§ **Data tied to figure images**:

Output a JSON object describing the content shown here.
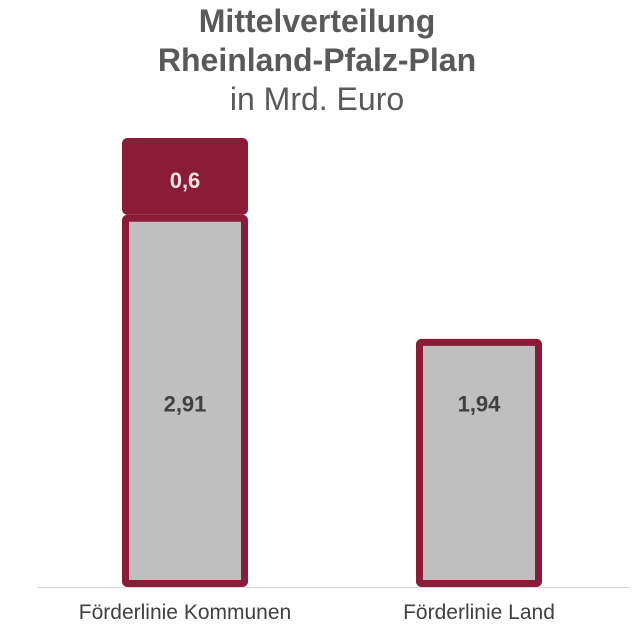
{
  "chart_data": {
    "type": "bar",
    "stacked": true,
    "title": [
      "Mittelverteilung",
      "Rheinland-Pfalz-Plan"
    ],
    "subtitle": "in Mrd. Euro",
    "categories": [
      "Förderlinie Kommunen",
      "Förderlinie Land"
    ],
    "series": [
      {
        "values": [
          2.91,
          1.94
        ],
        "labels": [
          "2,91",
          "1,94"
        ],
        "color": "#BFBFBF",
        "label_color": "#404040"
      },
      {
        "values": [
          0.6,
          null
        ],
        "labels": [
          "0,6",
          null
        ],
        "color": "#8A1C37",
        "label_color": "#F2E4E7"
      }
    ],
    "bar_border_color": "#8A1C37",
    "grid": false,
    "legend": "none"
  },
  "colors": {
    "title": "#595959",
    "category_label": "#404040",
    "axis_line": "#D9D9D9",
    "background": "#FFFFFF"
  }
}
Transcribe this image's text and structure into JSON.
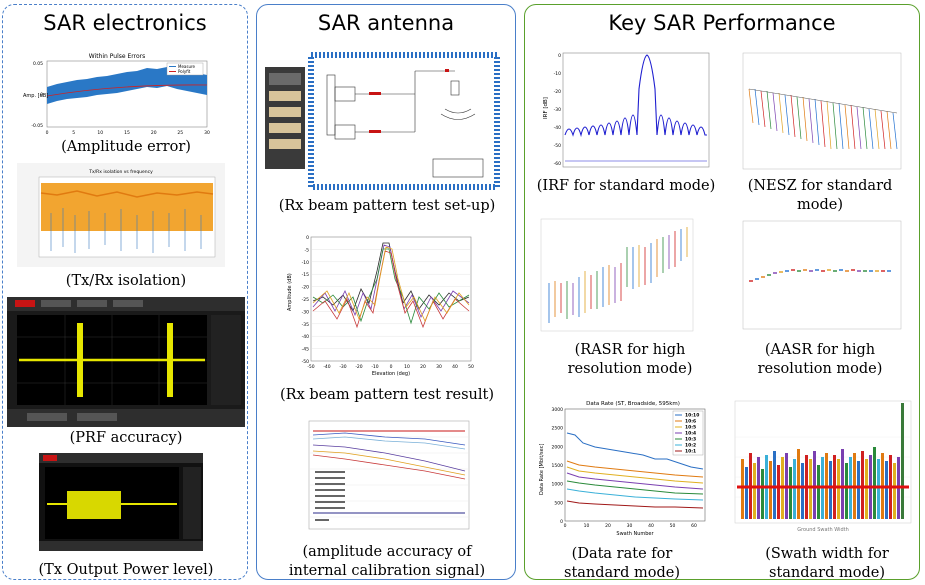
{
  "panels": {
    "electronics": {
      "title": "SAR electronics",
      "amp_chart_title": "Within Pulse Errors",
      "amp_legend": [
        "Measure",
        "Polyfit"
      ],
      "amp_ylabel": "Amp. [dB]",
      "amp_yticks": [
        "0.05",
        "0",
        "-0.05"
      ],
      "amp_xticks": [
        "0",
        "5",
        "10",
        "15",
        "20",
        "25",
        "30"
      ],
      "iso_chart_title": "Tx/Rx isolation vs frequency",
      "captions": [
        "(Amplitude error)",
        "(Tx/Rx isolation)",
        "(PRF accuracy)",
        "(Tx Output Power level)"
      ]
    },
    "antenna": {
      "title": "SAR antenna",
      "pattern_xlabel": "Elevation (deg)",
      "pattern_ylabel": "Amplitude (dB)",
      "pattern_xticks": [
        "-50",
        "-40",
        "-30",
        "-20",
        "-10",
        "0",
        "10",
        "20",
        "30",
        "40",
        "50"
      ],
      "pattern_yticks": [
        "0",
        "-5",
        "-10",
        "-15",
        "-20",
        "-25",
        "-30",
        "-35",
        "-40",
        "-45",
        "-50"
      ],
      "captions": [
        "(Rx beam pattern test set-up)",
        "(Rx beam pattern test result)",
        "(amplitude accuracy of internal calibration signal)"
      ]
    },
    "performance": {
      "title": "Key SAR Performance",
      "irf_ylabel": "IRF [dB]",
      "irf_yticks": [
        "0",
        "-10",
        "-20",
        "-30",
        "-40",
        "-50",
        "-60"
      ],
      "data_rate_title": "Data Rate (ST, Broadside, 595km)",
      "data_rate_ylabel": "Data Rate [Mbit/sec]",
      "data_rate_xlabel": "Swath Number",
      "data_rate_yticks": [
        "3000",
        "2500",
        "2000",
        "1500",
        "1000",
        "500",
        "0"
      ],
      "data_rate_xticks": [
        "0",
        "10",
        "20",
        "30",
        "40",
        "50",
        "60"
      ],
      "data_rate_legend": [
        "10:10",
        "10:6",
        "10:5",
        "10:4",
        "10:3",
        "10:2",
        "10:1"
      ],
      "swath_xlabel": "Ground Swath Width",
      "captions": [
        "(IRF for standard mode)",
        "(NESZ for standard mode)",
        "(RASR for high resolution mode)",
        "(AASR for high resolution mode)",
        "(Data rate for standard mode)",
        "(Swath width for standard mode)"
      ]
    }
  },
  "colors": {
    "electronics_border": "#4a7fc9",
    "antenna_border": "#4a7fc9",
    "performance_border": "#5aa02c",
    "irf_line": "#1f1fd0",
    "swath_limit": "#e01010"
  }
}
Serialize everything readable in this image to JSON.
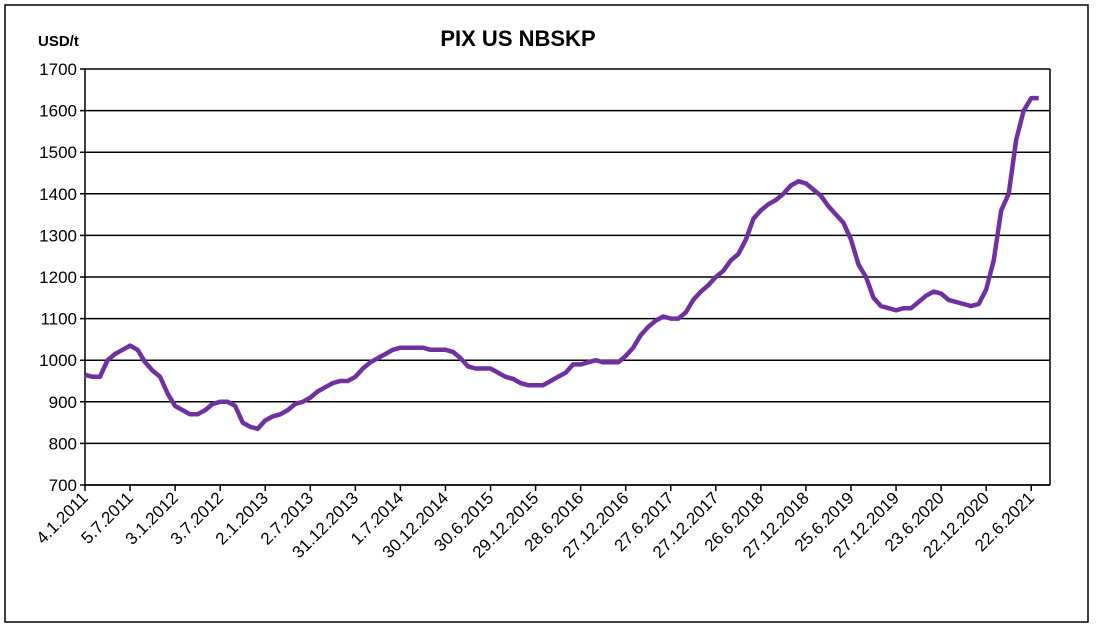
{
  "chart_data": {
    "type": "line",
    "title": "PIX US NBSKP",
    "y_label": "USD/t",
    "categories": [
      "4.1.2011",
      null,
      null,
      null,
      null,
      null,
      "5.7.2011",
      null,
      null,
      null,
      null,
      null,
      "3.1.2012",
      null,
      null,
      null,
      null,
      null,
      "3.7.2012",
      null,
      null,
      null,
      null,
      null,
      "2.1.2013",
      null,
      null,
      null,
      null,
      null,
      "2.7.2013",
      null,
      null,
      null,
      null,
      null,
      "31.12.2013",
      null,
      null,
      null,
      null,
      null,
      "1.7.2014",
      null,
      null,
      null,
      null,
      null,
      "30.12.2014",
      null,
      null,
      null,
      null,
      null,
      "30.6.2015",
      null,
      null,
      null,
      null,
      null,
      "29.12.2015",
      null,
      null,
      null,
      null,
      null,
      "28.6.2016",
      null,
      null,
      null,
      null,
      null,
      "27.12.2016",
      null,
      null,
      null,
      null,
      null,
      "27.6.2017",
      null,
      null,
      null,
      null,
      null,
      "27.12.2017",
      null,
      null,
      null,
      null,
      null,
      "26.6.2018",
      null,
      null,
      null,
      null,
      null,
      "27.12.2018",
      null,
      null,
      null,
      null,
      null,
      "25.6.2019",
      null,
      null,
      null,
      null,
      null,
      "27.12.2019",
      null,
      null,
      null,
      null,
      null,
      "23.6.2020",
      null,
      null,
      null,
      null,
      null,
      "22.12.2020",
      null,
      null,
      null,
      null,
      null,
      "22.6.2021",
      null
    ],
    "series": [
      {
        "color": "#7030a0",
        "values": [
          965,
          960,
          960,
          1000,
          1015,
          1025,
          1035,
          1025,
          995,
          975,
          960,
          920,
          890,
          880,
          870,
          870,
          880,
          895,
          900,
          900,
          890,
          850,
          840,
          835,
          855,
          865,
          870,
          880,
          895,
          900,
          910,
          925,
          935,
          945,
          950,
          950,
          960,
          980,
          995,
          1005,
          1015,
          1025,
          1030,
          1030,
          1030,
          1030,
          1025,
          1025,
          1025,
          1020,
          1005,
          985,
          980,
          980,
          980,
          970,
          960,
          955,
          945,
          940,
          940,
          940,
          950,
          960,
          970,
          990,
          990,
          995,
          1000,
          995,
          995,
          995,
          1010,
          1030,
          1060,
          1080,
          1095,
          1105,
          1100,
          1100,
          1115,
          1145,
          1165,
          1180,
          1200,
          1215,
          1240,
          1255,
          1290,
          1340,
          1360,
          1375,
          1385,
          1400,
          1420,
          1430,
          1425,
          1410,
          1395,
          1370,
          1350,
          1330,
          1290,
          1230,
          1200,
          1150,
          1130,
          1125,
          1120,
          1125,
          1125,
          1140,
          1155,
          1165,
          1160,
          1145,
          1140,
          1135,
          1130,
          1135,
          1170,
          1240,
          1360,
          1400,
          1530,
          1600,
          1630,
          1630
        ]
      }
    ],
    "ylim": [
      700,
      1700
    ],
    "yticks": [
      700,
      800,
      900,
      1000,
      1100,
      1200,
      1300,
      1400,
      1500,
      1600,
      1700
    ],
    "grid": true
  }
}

§ **Stated goal**: Lines of the material that contain the word "accuracy" are to be gathered.

§ **Complete answer**:
        "(PRF accuracy)",
        "(amplitude accuracy of internal calibration signal)"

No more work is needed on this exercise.